Collected data entries
• • •
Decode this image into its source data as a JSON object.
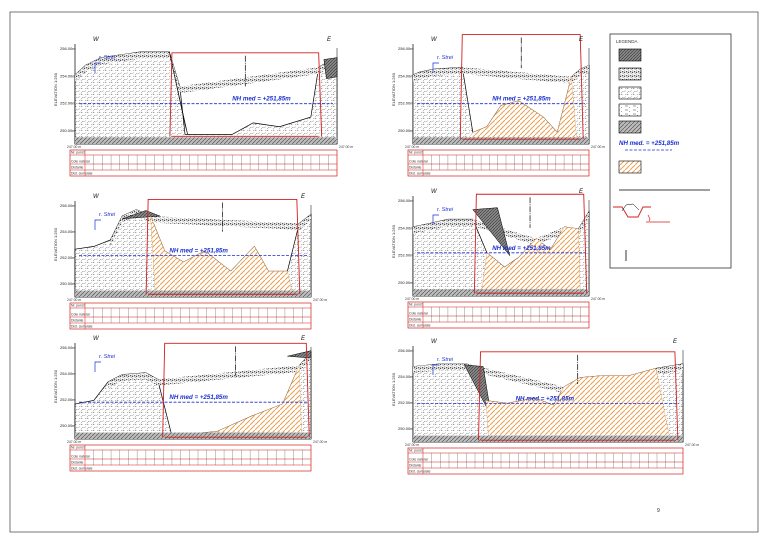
{
  "page": {
    "number": "9"
  },
  "legend": {
    "title": "LEGENDA",
    "nh_label": "NH med. = +251,85m"
  },
  "profiles": [
    {
      "west": "W",
      "east": "E",
      "river": "r. Strei",
      "nh": "NH med = +251,85m",
      "yaxis": "ELEVATION 1:250",
      "ticks": [
        "256.00m",
        "254.00m",
        "252.00m",
        "250.00m"
      ],
      "datum": "247.00 m",
      "datum_r": "247.00 m",
      "rows": [
        "Nr. punct",
        "Cote natural",
        "Distante",
        "Dist. cumulate"
      ]
    },
    {
      "west": "W",
      "east": "E",
      "river": "r. Strei",
      "nh": "NH med = +251,85m",
      "yaxis": "ELEVATION 1:250",
      "ticks": [
        "256.00m",
        "254.00m",
        "252.00m",
        "250.00m"
      ],
      "datum": "247.00 m",
      "datum_r": "247.00 m",
      "rows": [
        "Nr. punct",
        "Cote natural",
        "Distante",
        "Dist. cumulate"
      ]
    },
    {
      "west": "W",
      "east": "E",
      "river": "r. Strei",
      "nh": "NH med = +251,85m",
      "yaxis": "ELEVATION 1:250",
      "ticks": [
        "256.00m",
        "254.00m",
        "252.00m",
        "250.00m"
      ],
      "datum": "247.00 m",
      "datum_r": "247.00 m",
      "rows": [
        "Nr. punct",
        "Cote natural",
        "Distante",
        "Dist. cumulate"
      ]
    },
    {
      "west": "W",
      "east": "E",
      "river": "r. Strei",
      "nh": "NH med = +251,85m",
      "yaxis": "ELEVATION 1:250",
      "ticks": [
        "256.00m",
        "254.00m",
        "252.00m",
        "250.00m"
      ],
      "datum": "247.00 m",
      "datum_r": "247.00 m",
      "rows": [
        "Nr. punct",
        "Cote natural",
        "Distante",
        "Dist. cumulate"
      ]
    },
    {
      "west": "W",
      "east": "E",
      "river": "r. Strei",
      "nh": "NH med = +251,85m",
      "yaxis": "ELEVATION 1:250",
      "ticks": [
        "256.00m",
        "254.00m",
        "252.00m",
        "250.00m"
      ],
      "datum": "247.00 m",
      "datum_r": "247.00 m",
      "rows": [
        "Nr. punct",
        "Cote natural",
        "Distante",
        "Dist. cumulate"
      ]
    },
    {
      "west": "W",
      "east": "E",
      "river": "r. Strei",
      "nh": "NH med = +251,85m",
      "yaxis": "ELEVATION 1:250",
      "ticks": [
        "256.00m",
        "254.00m",
        "252.00m",
        "250.00m"
      ],
      "datum": "247.00 m",
      "datum_r": "247.00 m",
      "rows": [
        "Nr. punct",
        "Cote natural",
        "Distante",
        "Dist. cumulate"
      ]
    }
  ]
}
• • •
REQUEST: Reproduce every record above exactly, omitting the pictures.

ANSWER TO THIS EXERCISE:
Decode this image into its source data as a JSON object.
{
  "page": {
    "number": "9"
  },
  "legend": {
    "title": "LEGENDA",
    "nh_label": "NH med. = +251,85m"
  },
  "profiles": [
    {
      "west": "W",
      "east": "E",
      "river": "r. Strei",
      "nh": "NH med = +251,85m",
      "yaxis": "ELEVATION 1:250",
      "ticks": [
        "256.00m",
        "254.00m",
        "252.00m",
        "250.00m"
      ],
      "datum": "247.00 m",
      "datum_r": "247.00 m",
      "rows": [
        "Nr. punct",
        "Cote natural",
        "Distante",
        "Dist. cumulate"
      ]
    },
    {
      "west": "W",
      "east": "E",
      "river": "r. Strei",
      "nh": "NH med = +251,85m",
      "yaxis": "ELEVATION 1:250",
      "ticks": [
        "256.00m",
        "254.00m",
        "252.00m",
        "250.00m"
      ],
      "datum": "247.00 m",
      "datum_r": "247.00 m",
      "rows": [
        "Nr. punct",
        "Cote natural",
        "Distante",
        "Dist. cumulate"
      ]
    },
    {
      "west": "W",
      "east": "E",
      "river": "r. Strei",
      "nh": "NH med = +251,85m",
      "yaxis": "ELEVATION 1:250",
      "ticks": [
        "256.00m",
        "254.00m",
        "252.00m",
        "250.00m"
      ],
      "datum": "247.00 m",
      "datum_r": "247.00 m",
      "rows": [
        "Nr. punct",
        "Cote natural",
        "Distante",
        "Dist. cumulate"
      ]
    },
    {
      "west": "W",
      "east": "E",
      "river": "r. Strei",
      "nh": "NH med = +251,85m",
      "yaxis": "ELEVATION 1:250",
      "ticks": [
        "256.00m",
        "254.00m",
        "252.00m",
        "250.00m"
      ],
      "datum": "247.00 m",
      "datum_r": "247.00 m",
      "rows": [
        "Nr. punct",
        "Cote natural",
        "Distante",
        "Dist. cumulate"
      ]
    },
    {
      "west": "W",
      "east": "E",
      "river": "r. Strei",
      "nh": "NH med = +251,85m",
      "yaxis": "ELEVATION 1:250",
      "ticks": [
        "256.00m",
        "254.00m",
        "252.00m",
        "250.00m"
      ],
      "datum": "247.00 m",
      "datum_r": "247.00 m",
      "rows": [
        "Nr. punct",
        "Cote natural",
        "Distante",
        "Dist. cumulate"
      ]
    },
    {
      "west": "W",
      "east": "E",
      "river": "r. Strei",
      "nh": "NH med = +251,85m",
      "yaxis": "ELEVATION 1:250",
      "ticks": [
        "256.00m",
        "254.00m",
        "252.00m",
        "250.00m"
      ],
      "datum": "247.00 m",
      "datum_r": "247.00 m",
      "rows": [
        "Nr. punct",
        "Cote natural",
        "Distante",
        "Dist. cumulate"
      ]
    }
  ]
}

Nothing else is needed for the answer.